(Exercise task)
What is the number of lines in the entries that include the word "волокна"? Respond with the number only.

———

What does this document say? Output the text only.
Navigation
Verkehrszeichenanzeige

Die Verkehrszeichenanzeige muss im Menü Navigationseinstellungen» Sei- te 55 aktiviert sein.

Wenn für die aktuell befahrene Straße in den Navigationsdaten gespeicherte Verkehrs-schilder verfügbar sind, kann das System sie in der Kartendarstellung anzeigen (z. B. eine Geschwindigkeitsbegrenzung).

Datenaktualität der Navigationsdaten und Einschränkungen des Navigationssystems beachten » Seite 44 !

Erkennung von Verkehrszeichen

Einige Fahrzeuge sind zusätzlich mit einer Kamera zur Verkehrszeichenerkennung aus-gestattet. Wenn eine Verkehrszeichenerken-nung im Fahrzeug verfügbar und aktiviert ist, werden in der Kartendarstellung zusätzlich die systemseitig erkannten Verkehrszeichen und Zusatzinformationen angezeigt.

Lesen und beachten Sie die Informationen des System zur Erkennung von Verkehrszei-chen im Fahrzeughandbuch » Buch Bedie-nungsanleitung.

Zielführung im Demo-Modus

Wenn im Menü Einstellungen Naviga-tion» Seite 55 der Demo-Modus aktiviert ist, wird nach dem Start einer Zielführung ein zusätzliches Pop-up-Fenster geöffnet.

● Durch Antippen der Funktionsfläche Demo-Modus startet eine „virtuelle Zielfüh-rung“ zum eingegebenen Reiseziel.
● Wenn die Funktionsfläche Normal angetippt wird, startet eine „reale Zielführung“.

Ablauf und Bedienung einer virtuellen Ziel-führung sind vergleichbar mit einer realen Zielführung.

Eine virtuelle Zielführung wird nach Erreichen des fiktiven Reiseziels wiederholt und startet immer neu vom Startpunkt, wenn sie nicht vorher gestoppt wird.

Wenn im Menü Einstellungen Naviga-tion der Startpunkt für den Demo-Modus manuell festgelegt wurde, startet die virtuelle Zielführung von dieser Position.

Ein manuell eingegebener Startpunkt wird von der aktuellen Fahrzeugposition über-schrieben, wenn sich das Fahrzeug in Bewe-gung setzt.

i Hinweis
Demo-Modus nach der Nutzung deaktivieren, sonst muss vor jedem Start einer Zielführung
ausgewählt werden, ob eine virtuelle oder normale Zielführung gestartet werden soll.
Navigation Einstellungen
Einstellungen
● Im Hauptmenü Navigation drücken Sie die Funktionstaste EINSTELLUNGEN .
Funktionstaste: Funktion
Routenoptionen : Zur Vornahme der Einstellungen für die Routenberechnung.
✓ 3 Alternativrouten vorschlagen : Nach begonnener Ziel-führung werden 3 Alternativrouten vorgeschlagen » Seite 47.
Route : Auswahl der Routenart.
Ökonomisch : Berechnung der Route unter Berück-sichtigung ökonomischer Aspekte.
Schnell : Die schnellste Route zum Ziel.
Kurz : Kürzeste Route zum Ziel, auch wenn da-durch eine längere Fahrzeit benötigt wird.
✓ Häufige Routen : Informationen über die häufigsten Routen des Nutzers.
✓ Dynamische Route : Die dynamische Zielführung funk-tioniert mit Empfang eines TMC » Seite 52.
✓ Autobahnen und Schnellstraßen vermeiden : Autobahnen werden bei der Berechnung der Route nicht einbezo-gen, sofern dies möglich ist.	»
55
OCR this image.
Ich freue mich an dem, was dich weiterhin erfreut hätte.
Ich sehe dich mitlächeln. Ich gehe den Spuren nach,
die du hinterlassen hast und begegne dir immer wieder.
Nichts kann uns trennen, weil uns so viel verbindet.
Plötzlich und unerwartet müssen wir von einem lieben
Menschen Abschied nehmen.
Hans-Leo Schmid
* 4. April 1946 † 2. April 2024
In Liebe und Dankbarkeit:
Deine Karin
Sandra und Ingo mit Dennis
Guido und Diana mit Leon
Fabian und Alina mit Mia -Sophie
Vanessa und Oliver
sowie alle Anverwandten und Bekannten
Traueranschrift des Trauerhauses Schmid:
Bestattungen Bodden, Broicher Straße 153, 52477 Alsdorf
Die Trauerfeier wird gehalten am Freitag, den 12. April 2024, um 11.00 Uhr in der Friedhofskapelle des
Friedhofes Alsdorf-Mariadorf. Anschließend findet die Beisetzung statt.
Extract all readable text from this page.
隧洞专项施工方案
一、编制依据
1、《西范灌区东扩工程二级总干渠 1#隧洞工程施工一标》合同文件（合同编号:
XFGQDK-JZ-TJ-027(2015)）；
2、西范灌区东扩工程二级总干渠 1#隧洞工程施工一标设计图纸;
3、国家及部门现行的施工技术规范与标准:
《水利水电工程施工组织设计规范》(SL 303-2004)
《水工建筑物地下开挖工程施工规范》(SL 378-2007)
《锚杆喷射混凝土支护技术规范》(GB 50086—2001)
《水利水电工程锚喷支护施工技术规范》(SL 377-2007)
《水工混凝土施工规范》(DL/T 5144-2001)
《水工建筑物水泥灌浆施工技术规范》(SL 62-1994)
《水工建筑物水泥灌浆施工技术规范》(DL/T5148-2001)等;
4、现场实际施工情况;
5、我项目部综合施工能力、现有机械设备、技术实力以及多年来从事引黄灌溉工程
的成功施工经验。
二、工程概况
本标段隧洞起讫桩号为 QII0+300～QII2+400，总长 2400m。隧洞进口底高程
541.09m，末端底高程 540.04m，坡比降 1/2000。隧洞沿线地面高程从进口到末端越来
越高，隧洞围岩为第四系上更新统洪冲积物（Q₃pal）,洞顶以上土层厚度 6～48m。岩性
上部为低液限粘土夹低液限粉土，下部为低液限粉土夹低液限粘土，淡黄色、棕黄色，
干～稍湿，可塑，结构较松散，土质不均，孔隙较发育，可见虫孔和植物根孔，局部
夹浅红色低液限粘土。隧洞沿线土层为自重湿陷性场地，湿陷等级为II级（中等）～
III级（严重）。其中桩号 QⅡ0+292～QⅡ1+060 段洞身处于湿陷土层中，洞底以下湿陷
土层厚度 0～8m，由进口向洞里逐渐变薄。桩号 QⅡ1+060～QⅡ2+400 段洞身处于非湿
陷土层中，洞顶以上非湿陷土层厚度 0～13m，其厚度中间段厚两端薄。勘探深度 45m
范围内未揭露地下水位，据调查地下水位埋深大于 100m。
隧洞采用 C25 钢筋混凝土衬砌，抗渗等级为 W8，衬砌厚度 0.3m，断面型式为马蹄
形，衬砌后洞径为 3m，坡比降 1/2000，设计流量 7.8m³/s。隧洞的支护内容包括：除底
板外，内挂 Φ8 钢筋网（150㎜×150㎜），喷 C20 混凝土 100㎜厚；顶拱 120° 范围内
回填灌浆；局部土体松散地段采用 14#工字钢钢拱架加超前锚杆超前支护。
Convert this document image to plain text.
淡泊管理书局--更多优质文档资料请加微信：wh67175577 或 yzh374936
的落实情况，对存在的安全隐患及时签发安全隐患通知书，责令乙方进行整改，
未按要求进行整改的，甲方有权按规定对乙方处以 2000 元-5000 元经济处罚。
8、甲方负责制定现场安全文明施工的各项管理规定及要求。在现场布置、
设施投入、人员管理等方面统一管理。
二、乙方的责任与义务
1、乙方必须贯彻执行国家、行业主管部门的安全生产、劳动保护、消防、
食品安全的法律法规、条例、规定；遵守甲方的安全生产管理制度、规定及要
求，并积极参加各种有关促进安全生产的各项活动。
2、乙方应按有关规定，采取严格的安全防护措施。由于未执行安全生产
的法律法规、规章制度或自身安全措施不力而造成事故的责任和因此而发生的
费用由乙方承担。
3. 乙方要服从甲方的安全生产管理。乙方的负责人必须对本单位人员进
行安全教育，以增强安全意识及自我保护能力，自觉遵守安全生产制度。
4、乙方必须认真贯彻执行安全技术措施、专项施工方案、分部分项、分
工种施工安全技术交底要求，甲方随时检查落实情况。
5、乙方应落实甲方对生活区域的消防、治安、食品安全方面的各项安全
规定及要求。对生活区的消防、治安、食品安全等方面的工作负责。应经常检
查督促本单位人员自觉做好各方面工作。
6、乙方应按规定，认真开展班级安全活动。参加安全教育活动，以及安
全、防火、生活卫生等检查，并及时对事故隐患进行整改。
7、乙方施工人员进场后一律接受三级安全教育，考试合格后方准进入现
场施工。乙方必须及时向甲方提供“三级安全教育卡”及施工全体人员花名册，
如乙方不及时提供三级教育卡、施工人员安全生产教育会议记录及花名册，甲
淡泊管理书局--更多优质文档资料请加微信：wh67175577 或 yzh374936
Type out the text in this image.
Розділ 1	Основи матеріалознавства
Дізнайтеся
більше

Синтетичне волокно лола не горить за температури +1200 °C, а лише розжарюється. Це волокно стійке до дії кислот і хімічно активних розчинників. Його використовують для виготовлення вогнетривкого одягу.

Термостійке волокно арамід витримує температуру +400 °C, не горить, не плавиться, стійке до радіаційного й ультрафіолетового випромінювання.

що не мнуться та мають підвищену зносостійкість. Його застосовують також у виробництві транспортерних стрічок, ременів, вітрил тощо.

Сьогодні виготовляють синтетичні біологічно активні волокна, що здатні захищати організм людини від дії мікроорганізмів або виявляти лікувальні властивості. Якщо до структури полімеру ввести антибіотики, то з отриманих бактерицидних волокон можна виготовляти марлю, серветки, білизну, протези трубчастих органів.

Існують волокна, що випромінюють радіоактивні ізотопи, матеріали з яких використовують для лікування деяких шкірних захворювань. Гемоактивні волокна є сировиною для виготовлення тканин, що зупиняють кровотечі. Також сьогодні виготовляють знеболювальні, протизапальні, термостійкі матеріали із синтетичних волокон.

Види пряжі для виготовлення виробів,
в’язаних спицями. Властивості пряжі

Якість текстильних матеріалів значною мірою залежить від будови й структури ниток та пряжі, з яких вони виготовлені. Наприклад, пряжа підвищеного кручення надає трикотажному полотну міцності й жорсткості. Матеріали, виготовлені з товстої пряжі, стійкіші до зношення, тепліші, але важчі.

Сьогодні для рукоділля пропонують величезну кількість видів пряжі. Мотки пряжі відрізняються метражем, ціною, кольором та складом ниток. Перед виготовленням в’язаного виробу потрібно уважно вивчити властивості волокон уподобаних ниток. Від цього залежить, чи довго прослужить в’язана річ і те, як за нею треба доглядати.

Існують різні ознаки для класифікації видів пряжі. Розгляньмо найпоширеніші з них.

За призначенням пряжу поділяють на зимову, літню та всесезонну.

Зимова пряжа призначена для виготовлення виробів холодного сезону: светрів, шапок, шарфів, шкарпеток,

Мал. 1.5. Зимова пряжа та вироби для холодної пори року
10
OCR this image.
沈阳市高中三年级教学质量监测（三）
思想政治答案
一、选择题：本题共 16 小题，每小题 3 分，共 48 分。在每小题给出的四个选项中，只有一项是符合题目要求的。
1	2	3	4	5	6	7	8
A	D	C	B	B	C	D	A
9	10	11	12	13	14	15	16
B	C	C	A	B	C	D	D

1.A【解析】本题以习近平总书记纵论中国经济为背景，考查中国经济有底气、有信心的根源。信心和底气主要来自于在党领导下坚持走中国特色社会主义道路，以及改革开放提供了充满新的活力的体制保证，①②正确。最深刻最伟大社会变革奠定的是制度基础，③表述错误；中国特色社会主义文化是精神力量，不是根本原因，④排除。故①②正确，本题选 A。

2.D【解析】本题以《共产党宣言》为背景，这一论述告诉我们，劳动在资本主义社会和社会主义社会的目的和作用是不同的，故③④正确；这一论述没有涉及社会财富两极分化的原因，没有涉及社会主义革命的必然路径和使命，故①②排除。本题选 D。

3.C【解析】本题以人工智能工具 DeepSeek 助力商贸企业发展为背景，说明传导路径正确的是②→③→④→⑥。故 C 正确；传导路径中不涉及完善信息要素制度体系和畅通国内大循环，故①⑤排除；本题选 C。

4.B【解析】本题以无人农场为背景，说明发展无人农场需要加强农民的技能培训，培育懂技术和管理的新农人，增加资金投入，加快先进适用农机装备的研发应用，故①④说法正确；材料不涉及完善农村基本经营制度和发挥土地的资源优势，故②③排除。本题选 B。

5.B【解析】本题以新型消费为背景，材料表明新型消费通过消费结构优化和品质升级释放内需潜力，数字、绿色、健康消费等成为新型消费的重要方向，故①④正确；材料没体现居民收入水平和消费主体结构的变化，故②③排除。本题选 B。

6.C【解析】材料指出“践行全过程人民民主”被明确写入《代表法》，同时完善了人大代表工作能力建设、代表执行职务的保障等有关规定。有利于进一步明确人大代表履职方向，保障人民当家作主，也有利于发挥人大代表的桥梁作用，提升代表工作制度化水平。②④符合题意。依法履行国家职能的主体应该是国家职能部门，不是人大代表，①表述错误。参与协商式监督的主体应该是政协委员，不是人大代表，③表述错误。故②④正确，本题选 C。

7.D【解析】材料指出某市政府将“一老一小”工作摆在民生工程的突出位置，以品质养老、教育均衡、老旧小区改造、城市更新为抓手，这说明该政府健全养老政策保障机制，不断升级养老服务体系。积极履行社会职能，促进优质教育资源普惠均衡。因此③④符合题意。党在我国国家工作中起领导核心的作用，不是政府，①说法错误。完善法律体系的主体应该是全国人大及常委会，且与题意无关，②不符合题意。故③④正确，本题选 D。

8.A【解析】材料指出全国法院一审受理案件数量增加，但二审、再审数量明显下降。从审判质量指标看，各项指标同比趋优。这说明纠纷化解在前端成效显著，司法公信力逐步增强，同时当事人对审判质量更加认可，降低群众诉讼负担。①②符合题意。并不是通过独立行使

———

(Final result)
2